WORK TO BE COMPLETED
Give every line below again, exactly.
--- start MATERIAL SUPPLIED ---
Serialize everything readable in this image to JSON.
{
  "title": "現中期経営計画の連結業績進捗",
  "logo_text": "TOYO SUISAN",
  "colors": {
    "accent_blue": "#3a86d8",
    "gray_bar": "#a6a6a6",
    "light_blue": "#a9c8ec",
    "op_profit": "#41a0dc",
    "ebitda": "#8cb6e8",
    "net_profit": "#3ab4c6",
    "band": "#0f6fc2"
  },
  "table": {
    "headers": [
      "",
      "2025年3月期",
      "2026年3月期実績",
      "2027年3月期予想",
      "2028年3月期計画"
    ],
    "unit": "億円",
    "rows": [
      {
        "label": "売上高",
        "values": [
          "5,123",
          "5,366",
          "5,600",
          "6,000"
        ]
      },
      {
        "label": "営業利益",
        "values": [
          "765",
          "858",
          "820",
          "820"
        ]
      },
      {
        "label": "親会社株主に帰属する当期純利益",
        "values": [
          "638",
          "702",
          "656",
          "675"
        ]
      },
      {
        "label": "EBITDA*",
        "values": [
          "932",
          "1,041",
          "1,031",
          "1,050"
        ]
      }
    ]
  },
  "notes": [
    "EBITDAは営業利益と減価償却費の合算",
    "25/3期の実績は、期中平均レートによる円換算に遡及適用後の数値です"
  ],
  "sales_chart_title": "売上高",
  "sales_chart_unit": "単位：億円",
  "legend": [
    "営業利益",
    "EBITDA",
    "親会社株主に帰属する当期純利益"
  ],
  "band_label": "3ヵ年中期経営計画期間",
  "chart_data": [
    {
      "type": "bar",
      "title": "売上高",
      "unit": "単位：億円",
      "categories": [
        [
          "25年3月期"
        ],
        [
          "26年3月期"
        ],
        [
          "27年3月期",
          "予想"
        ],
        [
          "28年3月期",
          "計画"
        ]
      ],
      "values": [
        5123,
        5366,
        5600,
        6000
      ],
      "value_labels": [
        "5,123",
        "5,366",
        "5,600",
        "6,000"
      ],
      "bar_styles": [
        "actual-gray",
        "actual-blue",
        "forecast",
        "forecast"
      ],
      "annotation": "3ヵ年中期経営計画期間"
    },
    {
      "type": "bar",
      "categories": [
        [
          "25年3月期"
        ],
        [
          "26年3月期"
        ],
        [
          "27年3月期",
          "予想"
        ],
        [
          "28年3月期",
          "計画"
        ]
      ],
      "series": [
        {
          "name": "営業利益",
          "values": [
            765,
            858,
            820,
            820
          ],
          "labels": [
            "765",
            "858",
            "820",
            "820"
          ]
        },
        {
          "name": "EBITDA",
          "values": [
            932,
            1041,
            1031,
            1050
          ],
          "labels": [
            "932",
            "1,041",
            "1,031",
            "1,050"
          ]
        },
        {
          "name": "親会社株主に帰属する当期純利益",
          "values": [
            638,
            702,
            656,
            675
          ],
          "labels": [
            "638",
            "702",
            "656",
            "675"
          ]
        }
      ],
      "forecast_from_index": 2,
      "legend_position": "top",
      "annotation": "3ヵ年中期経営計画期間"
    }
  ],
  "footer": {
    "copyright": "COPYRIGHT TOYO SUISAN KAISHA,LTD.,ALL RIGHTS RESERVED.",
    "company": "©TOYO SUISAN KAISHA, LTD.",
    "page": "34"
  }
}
--- end MATERIAL SUPPLIED ---
FINISHED EXERCISE
Serialize everything readable in this image to JSON.
{
  "title": "現中期経営計画の連結業績進捗",
  "logo_text": "TOYO SUISAN",
  "colors": {
    "accent_blue": "#3a86d8",
    "gray_bar": "#a6a6a6",
    "light_blue": "#a9c8ec",
    "op_profit": "#41a0dc",
    "ebitda": "#8cb6e8",
    "net_profit": "#3ab4c6",
    "band": "#0f6fc2"
  },
  "table": {
    "headers": [
      "",
      "2025年3月期",
      "2026年3月期実績",
      "2027年3月期予想",
      "2028年3月期計画"
    ],
    "unit": "億円",
    "rows": [
      {
        "label": "売上高",
        "values": [
          "5,123",
          "5,366",
          "5,600",
          "6,000"
        ]
      },
      {
        "label": "営業利益",
        "values": [
          "765",
          "858",
          "820",
          "820"
        ]
      },
      {
        "label": "親会社株主に帰属する当期純利益",
        "values": [
          "638",
          "702",
          "656",
          "675"
        ]
      },
      {
        "label": "EBITDA*",
        "values": [
          "932",
          "1,041",
          "1,031",
          "1,050"
        ]
      }
    ]
  },
  "notes": [
    "EBITDAは営業利益と減価償却費の合算",
    "25/3期の実績は、期中平均レートによる円換算に遡及適用後の数値です"
  ],
  "sales_chart_title": "売上高",
  "sales_chart_unit": "単位：億円",
  "legend": [
    "営業利益",
    "EBITDA",
    "親会社株主に帰属する当期純利益"
  ],
  "band_label": "3ヵ年中期経営計画期間",
  "chart_data": [
    {
      "type": "bar",
      "title": "売上高",
      "unit": "単位：億円",
      "categories": [
        [
          "25年3月期"
        ],
        [
          "26年3月期"
        ],
        [
          "27年3月期",
          "予想"
        ],
        [
          "28年3月期",
          "計画"
        ]
      ],
      "values": [
        5123,
        5366,
        5600,
        6000
      ],
      "value_labels": [
        "5,123",
        "5,366",
        "5,600",
        "6,000"
      ],
      "bar_styles": [
        "actual-gray",
        "actual-blue",
        "forecast",
        "forecast"
      ],
      "annotation": "3ヵ年中期経営計画期間"
    },
    {
      "type": "bar",
      "categories": [
        [
          "25年3月期"
        ],
        [
          "26年3月期"
        ],
        [
          "27年3月期",
          "予想"
        ],
        [
          "28年3月期",
          "計画"
        ]
      ],
      "series": [
        {
          "name": "営業利益",
          "values": [
            765,
            858,
            820,
            820
          ],
          "labels": [
            "765",
            "858",
            "820",
            "820"
          ]
        },
        {
          "name": "EBITDA",
          "values": [
            932,
            1041,
            1031,
            1050
          ],
          "labels": [
            "932",
            "1,041",
            "1,031",
            "1,050"
          ]
        },
        {
          "name": "親会社株主に帰属する当期純利益",
          "values": [
            638,
            702,
            656,
            675
          ],
          "labels": [
            "638",
            "702",
            "656",
            "675"
          ]
        }
      ],
      "forecast_from_index": 2,
      "legend_position": "top",
      "annotation": "3ヵ年中期経営計画期間"
    }
  ],
  "footer": {
    "copyright": "COPYRIGHT TOYO SUISAN KAISHA,LTD.,ALL RIGHTS RESERVED.",
    "company": "©TOYO SUISAN KAISHA, LTD.",
    "page": "34"
  }
}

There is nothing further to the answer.